=== Input ===
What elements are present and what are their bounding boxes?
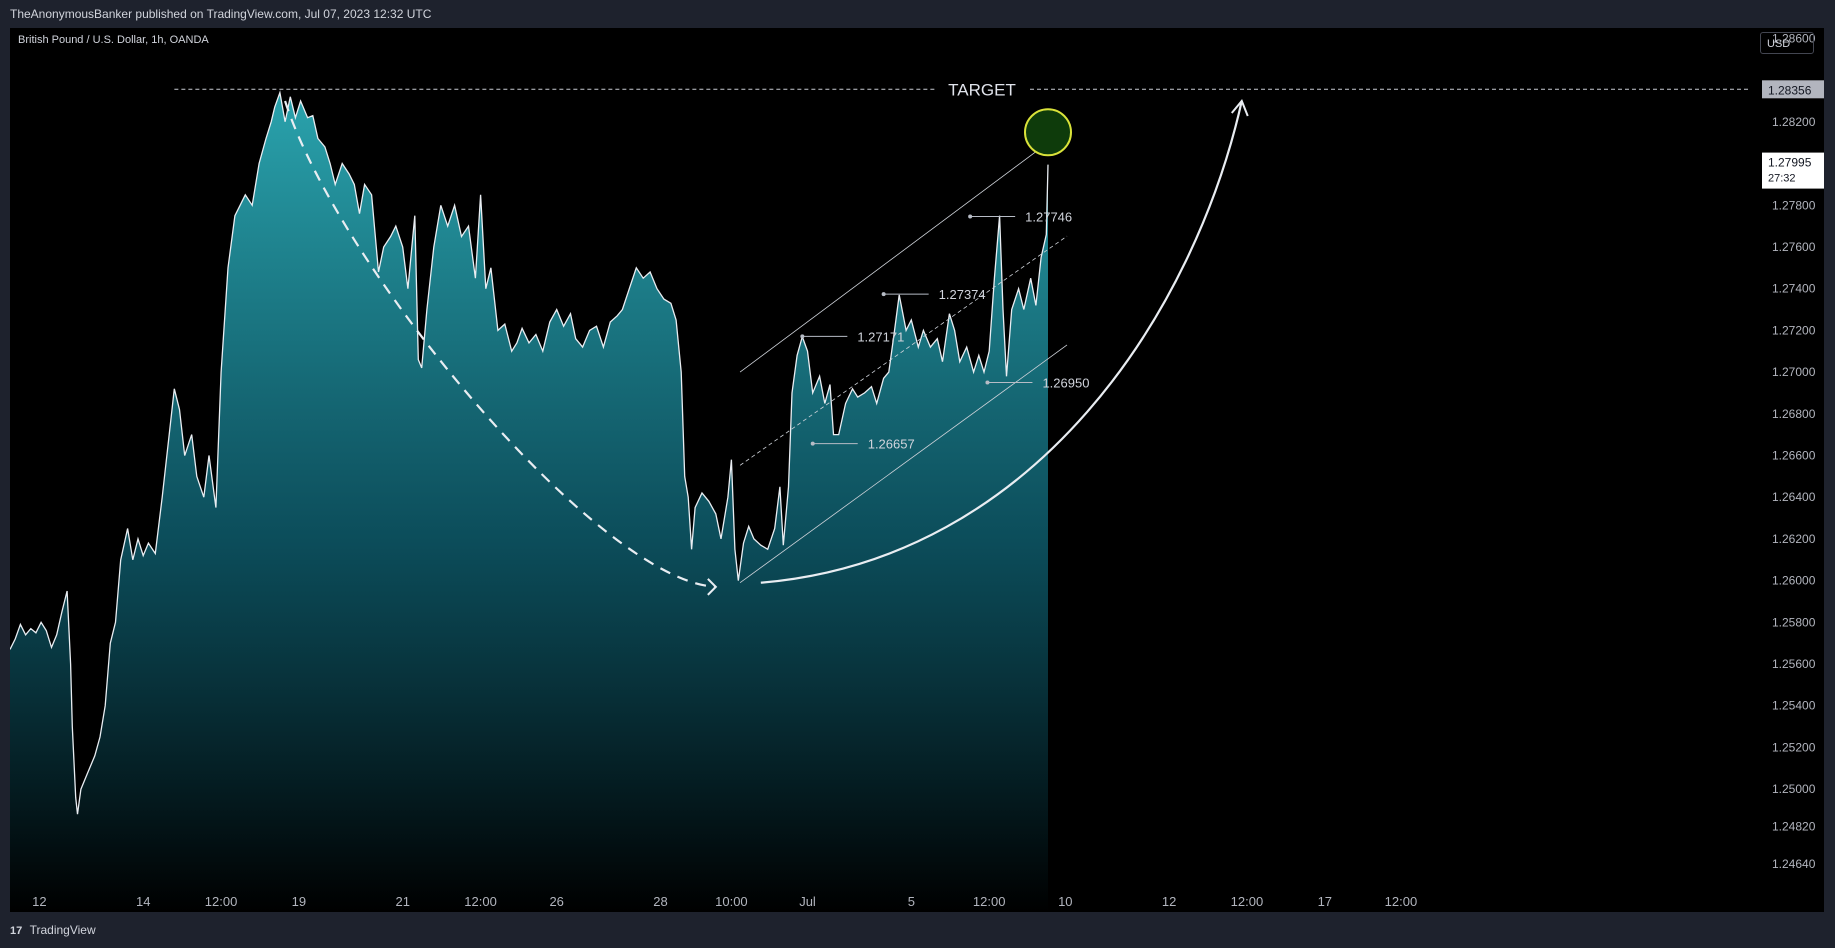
price-axis-label: 1.28600 <box>1772 31 1816 45</box>
time-axis-label: 5 <box>908 894 915 909</box>
time-axis-label: 26 <box>549 894 563 909</box>
price-axis-label: 1.26200 <box>1772 532 1816 546</box>
time-axis-label: 12 <box>1162 894 1176 909</box>
time-axis-label: 12:00 <box>1385 894 1418 909</box>
annotation-label: 1.27171 <box>857 329 904 344</box>
time-axis-label: 10:00 <box>715 894 748 909</box>
last-price-tag <box>1762 152 1824 189</box>
price-line <box>10 90 1049 815</box>
channel-lower-line <box>739 344 1068 584</box>
price-axis-label: 1.25800 <box>1772 615 1816 629</box>
price-axis-label: 1.25200 <box>1772 740 1816 754</box>
time-axis-label: 12:00 <box>973 894 1006 909</box>
time-axis-label: 28 <box>653 894 667 909</box>
price-area-fill <box>10 92 1048 912</box>
annotation-dot <box>810 441 815 446</box>
time-axis-label: 12:00 <box>464 894 497 909</box>
last-price-countdown: 27:32 <box>1768 173 1796 185</box>
target-label: TARGET <box>948 80 1016 99</box>
price-axis-label: 1.25000 <box>1772 782 1816 796</box>
annotation-label: 1.26950 <box>1042 376 1089 391</box>
tradingview-logo-icon: 17 <box>10 925 23 937</box>
target-price-tag <box>1762 80 1824 99</box>
target-price-tag-label: 1.28356 <box>1768 83 1812 97</box>
price-axis-label: 1.27600 <box>1772 240 1816 254</box>
time-axis-label: 12:00 <box>205 894 238 909</box>
footer-brand[interactable]: 17 TradingView <box>0 918 96 942</box>
up-projection-arrow <box>760 100 1243 584</box>
dashed-curve-arrowhead <box>707 578 718 596</box>
price-axis-label: 1.26600 <box>1772 449 1816 463</box>
time-axis-label: 10 <box>1058 894 1072 909</box>
annotation-dot <box>968 214 973 219</box>
price-chart[interactable]: TARGET 1.27171 1.27374 1.26657 1.27746 1.269… <box>10 28 1824 912</box>
chart-panel[interactable]: TARGET 1.27171 1.27374 1.26657 1.27746 1.269… <box>10 28 1824 912</box>
dashed-down-curve <box>284 100 716 588</box>
symbol-title: British Pound / U.S. Dollar, 1h, OANDA <box>18 34 209 46</box>
time-axis-label: 12 <box>32 894 46 909</box>
annotation-dot <box>800 334 805 339</box>
price-axis-label: 1.26400 <box>1772 490 1816 504</box>
publish-header: TheAnonymousBanker published on TradingV… <box>0 0 1835 28</box>
price-axis-label: 1.24820 <box>1772 820 1816 834</box>
channel-middle-line <box>739 235 1068 466</box>
price-axis-label: 1.27800 <box>1772 198 1816 212</box>
price-axis-label: 1.26800 <box>1772 407 1816 421</box>
price-axis-label: 1.25600 <box>1772 657 1816 671</box>
annotation-label: 1.27746 <box>1025 210 1072 225</box>
time-axis-label: 14 <box>136 894 150 909</box>
channel-upper-line <box>739 128 1068 373</box>
up-arrow-arrowhead <box>1230 99 1249 117</box>
time-axis-label: Jul <box>799 894 816 909</box>
annotation-label: 1.26657 <box>868 437 915 452</box>
annotation-label: 1.27374 <box>939 287 986 302</box>
time-axis-label: 19 <box>292 894 306 909</box>
price-axis-label: 1.27000 <box>1772 365 1816 379</box>
price-axis-label: 1.27200 <box>1772 323 1816 337</box>
time-axis-label: 12:00 <box>1231 894 1264 909</box>
published-by-text: TheAnonymousBanker published on TradingV… <box>10 7 432 21</box>
time-axis-label: 17 <box>1318 894 1332 909</box>
annotation-dot <box>881 292 886 297</box>
currency-selector[interactable]: USD <box>1760 32 1814 54</box>
time-axis-label: 21 <box>395 894 409 909</box>
price-axis-label: 1.26000 <box>1772 574 1816 588</box>
brand-name: TradingView <box>29 923 96 937</box>
price-axis-label: 1.27400 <box>1772 282 1816 296</box>
target-circle-marker <box>1024 108 1072 157</box>
last-price-tag-value: 1.27995 <box>1768 156 1812 170</box>
price-axis-label: 1.28200 <box>1772 115 1816 129</box>
price-axis-label: 1.25400 <box>1772 699 1816 713</box>
annotation-dot <box>985 380 990 385</box>
price-axis-label: 1.24640 <box>1772 857 1816 871</box>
===
* **Requirement**:
Reproduce every one of the rows above verbatim, omitting the pictures from your answer.

* **Correct result**:
What elements are present and what are their bounding boxes?
price-axis-label: 1.28600 <box>1772 31 1816 45</box>
time-axis-label: 5 <box>908 894 915 909</box>
time-axis-label: 26 <box>549 894 563 909</box>
price-axis-label: 1.26200 <box>1772 532 1816 546</box>
time-axis-label: 12 <box>1162 894 1176 909</box>
time-axis-label: 12:00 <box>1385 894 1418 909</box>
annotation-label: 1.27171 <box>857 329 904 344</box>
time-axis-label: 10:00 <box>715 894 748 909</box>
last-price-tag <box>1762 152 1824 189</box>
price-line <box>10 90 1049 815</box>
channel-lower-line <box>739 344 1068 584</box>
price-axis-label: 1.25800 <box>1772 615 1816 629</box>
price-axis-label: 1.25200 <box>1772 740 1816 754</box>
time-axis-label: 12:00 <box>973 894 1006 909</box>
time-axis-label: 28 <box>653 894 667 909</box>
price-area-fill <box>10 92 1048 912</box>
annotation-dot <box>810 441 815 446</box>
time-axis-label: 12:00 <box>464 894 497 909</box>
last-price-countdown: 27:32 <box>1768 173 1796 185</box>
target-label: TARGET <box>948 80 1016 99</box>
price-axis-label: 1.25000 <box>1772 782 1816 796</box>
annotation-label: 1.26950 <box>1042 376 1089 391</box>
tradingview-logo-icon: 17 <box>10 925 23 937</box>
target-price-tag <box>1762 80 1824 99</box>
target-price-tag-label: 1.28356 <box>1768 83 1812 97</box>
price-axis-label: 1.27600 <box>1772 240 1816 254</box>
time-axis-label: 12:00 <box>205 894 238 909</box>
footer-brand[interactable]: 17 TradingView <box>0 918 96 942</box>
up-projection-arrow <box>760 100 1243 584</box>
dashed-curve-arrowhead <box>707 578 718 596</box>
price-axis-label: 1.26600 <box>1772 449 1816 463</box>
time-axis-label: 10 <box>1058 894 1072 909</box>
annotation-dot <box>968 214 973 219</box>
price-chart[interactable]: TARGET 1.27171 1.27374 1.26657 1.27746 1.269… <box>10 28 1824 912</box>
chart-panel[interactable]: TARGET 1.27171 1.27374 1.26657 1.27746 1.269… <box>10 28 1824 912</box>
dashed-down-curve <box>284 100 716 588</box>
symbol-title: British Pound / U.S. Dollar, 1h, OANDA <box>18 34 209 46</box>
time-axis-label: 12 <box>32 894 46 909</box>
annotation-dot <box>800 334 805 339</box>
price-axis-label: 1.26400 <box>1772 490 1816 504</box>
publish-header: TheAnonymousBanker published on TradingV… <box>0 0 1835 28</box>
price-axis-label: 1.24820 <box>1772 820 1816 834</box>
channel-middle-line <box>739 235 1068 466</box>
price-axis-label: 1.27800 <box>1772 198 1816 212</box>
price-axis-label: 1.26800 <box>1772 407 1816 421</box>
price-axis-label: 1.25600 <box>1772 657 1816 671</box>
annotation-label: 1.27746 <box>1025 210 1072 225</box>
time-axis-label: 14 <box>136 894 150 909</box>
channel-upper-line <box>739 128 1068 373</box>
up-arrow-arrowhead <box>1230 99 1249 117</box>
time-axis-label: Jul <box>799 894 816 909</box>
annotation-label: 1.26657 <box>868 437 915 452</box>
annotation-label: 1.27374 <box>939 287 986 302</box>
time-axis-label: 19 <box>292 894 306 909</box>
price-axis-label: 1.27000 <box>1772 365 1816 379</box>
price-axis-label: 1.27200 <box>1772 323 1816 337</box>
time-axis-label: 12:00 <box>1231 894 1264 909</box>
published-by-text: TheAnonymousBanker published on TradingV… <box>10 7 432 21</box>
time-axis-label: 17 <box>1318 894 1332 909</box>
annotation-dot <box>881 292 886 297</box>
currency-selector[interactable]: USD <box>1760 32 1814 54</box>
time-axis-label: 21 <box>395 894 409 909</box>
price-axis-label: 1.26000 <box>1772 574 1816 588</box>
brand-name: TradingView <box>29 923 96 937</box>
price-axis-label: 1.27400 <box>1772 282 1816 296</box>
target-circle-marker <box>1024 108 1072 157</box>
last-price-tag-value: 1.27995 <box>1768 156 1812 170</box>
price-axis-label: 1.28200 <box>1772 115 1816 129</box>
price-axis-label: 1.25400 <box>1772 699 1816 713</box>
annotation-dot <box>985 380 990 385</box>
price-axis-label: 1.24640 <box>1772 857 1816 871</box>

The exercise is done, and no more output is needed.